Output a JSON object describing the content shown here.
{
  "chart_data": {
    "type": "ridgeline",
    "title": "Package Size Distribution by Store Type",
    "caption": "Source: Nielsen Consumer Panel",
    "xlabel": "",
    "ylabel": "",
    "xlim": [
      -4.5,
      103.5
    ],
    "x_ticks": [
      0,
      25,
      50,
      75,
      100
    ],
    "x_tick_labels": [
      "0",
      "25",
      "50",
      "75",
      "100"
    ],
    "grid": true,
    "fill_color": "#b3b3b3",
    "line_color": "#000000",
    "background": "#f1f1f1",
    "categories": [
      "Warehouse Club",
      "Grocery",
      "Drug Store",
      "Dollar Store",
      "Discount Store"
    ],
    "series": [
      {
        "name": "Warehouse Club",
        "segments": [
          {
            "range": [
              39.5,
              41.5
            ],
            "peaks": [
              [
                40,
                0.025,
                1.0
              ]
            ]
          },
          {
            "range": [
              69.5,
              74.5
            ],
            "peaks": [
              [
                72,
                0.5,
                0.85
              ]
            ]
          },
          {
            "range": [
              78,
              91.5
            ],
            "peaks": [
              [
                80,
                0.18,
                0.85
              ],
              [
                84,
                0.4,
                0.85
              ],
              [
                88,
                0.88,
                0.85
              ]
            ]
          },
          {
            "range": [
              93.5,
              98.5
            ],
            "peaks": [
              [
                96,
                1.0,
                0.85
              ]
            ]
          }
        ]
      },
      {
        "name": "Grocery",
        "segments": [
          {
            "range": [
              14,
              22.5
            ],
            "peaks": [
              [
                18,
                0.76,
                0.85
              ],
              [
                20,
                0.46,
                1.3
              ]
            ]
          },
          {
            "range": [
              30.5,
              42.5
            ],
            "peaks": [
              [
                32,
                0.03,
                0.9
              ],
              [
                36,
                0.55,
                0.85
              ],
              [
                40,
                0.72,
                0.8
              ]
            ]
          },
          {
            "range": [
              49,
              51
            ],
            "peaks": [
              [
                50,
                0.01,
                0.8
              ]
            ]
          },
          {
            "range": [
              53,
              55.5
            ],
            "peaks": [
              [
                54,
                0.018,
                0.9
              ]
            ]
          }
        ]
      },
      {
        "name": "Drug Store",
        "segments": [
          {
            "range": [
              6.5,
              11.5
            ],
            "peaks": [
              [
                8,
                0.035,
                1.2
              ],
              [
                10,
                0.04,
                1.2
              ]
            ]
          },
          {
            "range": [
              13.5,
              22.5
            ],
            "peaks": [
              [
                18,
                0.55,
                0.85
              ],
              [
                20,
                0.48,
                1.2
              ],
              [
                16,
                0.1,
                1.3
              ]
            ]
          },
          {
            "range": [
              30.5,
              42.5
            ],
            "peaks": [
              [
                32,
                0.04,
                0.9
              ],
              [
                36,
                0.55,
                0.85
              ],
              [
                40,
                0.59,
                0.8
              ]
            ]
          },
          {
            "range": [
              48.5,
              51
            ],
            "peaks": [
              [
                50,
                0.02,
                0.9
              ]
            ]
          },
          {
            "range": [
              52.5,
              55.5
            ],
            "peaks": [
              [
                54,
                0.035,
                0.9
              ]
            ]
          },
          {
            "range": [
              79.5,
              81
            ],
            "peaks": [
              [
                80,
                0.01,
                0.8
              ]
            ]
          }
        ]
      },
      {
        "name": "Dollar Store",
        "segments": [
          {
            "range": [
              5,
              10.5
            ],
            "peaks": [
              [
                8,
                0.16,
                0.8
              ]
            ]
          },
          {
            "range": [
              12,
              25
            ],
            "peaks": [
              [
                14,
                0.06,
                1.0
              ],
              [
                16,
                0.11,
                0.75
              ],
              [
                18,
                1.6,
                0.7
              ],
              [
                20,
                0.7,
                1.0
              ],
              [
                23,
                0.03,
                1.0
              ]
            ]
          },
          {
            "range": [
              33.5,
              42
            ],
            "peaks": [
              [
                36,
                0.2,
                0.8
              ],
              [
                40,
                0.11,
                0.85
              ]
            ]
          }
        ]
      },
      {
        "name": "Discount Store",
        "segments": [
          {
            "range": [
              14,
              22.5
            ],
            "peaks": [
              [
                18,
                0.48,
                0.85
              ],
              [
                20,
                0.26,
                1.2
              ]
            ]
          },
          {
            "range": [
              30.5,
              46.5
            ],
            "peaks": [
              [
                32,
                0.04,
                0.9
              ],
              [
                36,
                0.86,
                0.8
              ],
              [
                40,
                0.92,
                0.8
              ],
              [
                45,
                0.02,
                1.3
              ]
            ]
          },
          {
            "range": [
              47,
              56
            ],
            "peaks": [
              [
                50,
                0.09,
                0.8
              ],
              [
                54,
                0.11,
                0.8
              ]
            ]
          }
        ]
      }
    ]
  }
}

Task prompt: Reproduce the records above exactly as they appear.

Task answer:
Output a JSON object describing the content shown here.
{
  "chart_data": {
    "type": "ridgeline",
    "title": "Package Size Distribution by Store Type",
    "caption": "Source: Nielsen Consumer Panel",
    "xlabel": "",
    "ylabel": "",
    "xlim": [
      -4.5,
      103.5
    ],
    "x_ticks": [
      0,
      25,
      50,
      75,
      100
    ],
    "x_tick_labels": [
      "0",
      "25",
      "50",
      "75",
      "100"
    ],
    "grid": true,
    "fill_color": "#b3b3b3",
    "line_color": "#000000",
    "background": "#f1f1f1",
    "categories": [
      "Warehouse Club",
      "Grocery",
      "Drug Store",
      "Dollar Store",
      "Discount Store"
    ],
    "series": [
      {
        "name": "Warehouse Club",
        "segments": [
          {
            "range": [
              39.5,
              41.5
            ],
            "peaks": [
              [
                40,
                0.025,
                1.0
              ]
            ]
          },
          {
            "range": [
              69.5,
              74.5
            ],
            "peaks": [
              [
                72,
                0.5,
                0.85
              ]
            ]
          },
          {
            "range": [
              78,
              91.5
            ],
            "peaks": [
              [
                80,
                0.18,
                0.85
              ],
              [
                84,
                0.4,
                0.85
              ],
              [
                88,
                0.88,
                0.85
              ]
            ]
          },
          {
            "range": [
              93.5,
              98.5
            ],
            "peaks": [
              [
                96,
                1.0,
                0.85
              ]
            ]
          }
        ]
      },
      {
        "name": "Grocery",
        "segments": [
          {
            "range": [
              14,
              22.5
            ],
            "peaks": [
              [
                18,
                0.76,
                0.85
              ],
              [
                20,
                0.46,
                1.3
              ]
            ]
          },
          {
            "range": [
              30.5,
              42.5
            ],
            "peaks": [
              [
                32,
                0.03,
                0.9
              ],
              [
                36,
                0.55,
                0.85
              ],
              [
                40,
                0.72,
                0.8
              ]
            ]
          },
          {
            "range": [
              49,
              51
            ],
            "peaks": [
              [
                50,
                0.01,
                0.8
              ]
            ]
          },
          {
            "range": [
              53,
              55.5
            ],
            "peaks": [
              [
                54,
                0.018,
                0.9
              ]
            ]
          }
        ]
      },
      {
        "name": "Drug Store",
        "segments": [
          {
            "range": [
              6.5,
              11.5
            ],
            "peaks": [
              [
                8,
                0.035,
                1.2
              ],
              [
                10,
                0.04,
                1.2
              ]
            ]
          },
          {
            "range": [
              13.5,
              22.5
            ],
            "peaks": [
              [
                18,
                0.55,
                0.85
              ],
              [
                20,
                0.48,
                1.2
              ],
              [
                16,
                0.1,
                1.3
              ]
            ]
          },
          {
            "range": [
              30.5,
              42.5
            ],
            "peaks": [
              [
                32,
                0.04,
                0.9
              ],
              [
                36,
                0.55,
                0.85
              ],
              [
                40,
                0.59,
                0.8
              ]
            ]
          },
          {
            "range": [
              48.5,
              51
            ],
            "peaks": [
              [
                50,
                0.02,
                0.9
              ]
            ]
          },
          {
            "range": [
              52.5,
              55.5
            ],
            "peaks": [
              [
                54,
                0.035,
                0.9
              ]
            ]
          },
          {
            "range": [
              79.5,
              81
            ],
            "peaks": [
              [
                80,
                0.01,
                0.8
              ]
            ]
          }
        ]
      },
      {
        "name": "Dollar Store",
        "segments": [
          {
            "range": [
              5,
              10.5
            ],
            "peaks": [
              [
                8,
                0.16,
                0.8
              ]
            ]
          },
          {
            "range": [
              12,
              25
            ],
            "peaks": [
              [
                14,
                0.06,
                1.0
              ],
              [
                16,
                0.11,
                0.75
              ],
              [
                18,
                1.6,
                0.7
              ],
              [
                20,
                0.7,
                1.0
              ],
              [
                23,
                0.03,
                1.0
              ]
            ]
          },
          {
            "range": [
              33.5,
              42
            ],
            "peaks": [
              [
                36,
                0.2,
                0.8
              ],
              [
                40,
                0.11,
                0.85
              ]
            ]
          }
        ]
      },
      {
        "name": "Discount Store",
        "segments": [
          {
            "range": [
              14,
              22.5
            ],
            "peaks": [
              [
                18,
                0.48,
                0.85
              ],
              [
                20,
                0.26,
                1.2
              ]
            ]
          },
          {
            "range": [
              30.5,
              46.5
            ],
            "peaks": [
              [
                32,
                0.04,
                0.9
              ],
              [
                36,
                0.86,
                0.8
              ],
              [
                40,
                0.92,
                0.8
              ],
              [
                45,
                0.02,
                1.3
              ]
            ]
          },
          {
            "range": [
              47,
              56
            ],
            "peaks": [
              [
                50,
                0.09,
                0.8
              ],
              [
                54,
                0.11,
                0.8
              ]
            ]
          }
        ]
      }
    ]
  }
}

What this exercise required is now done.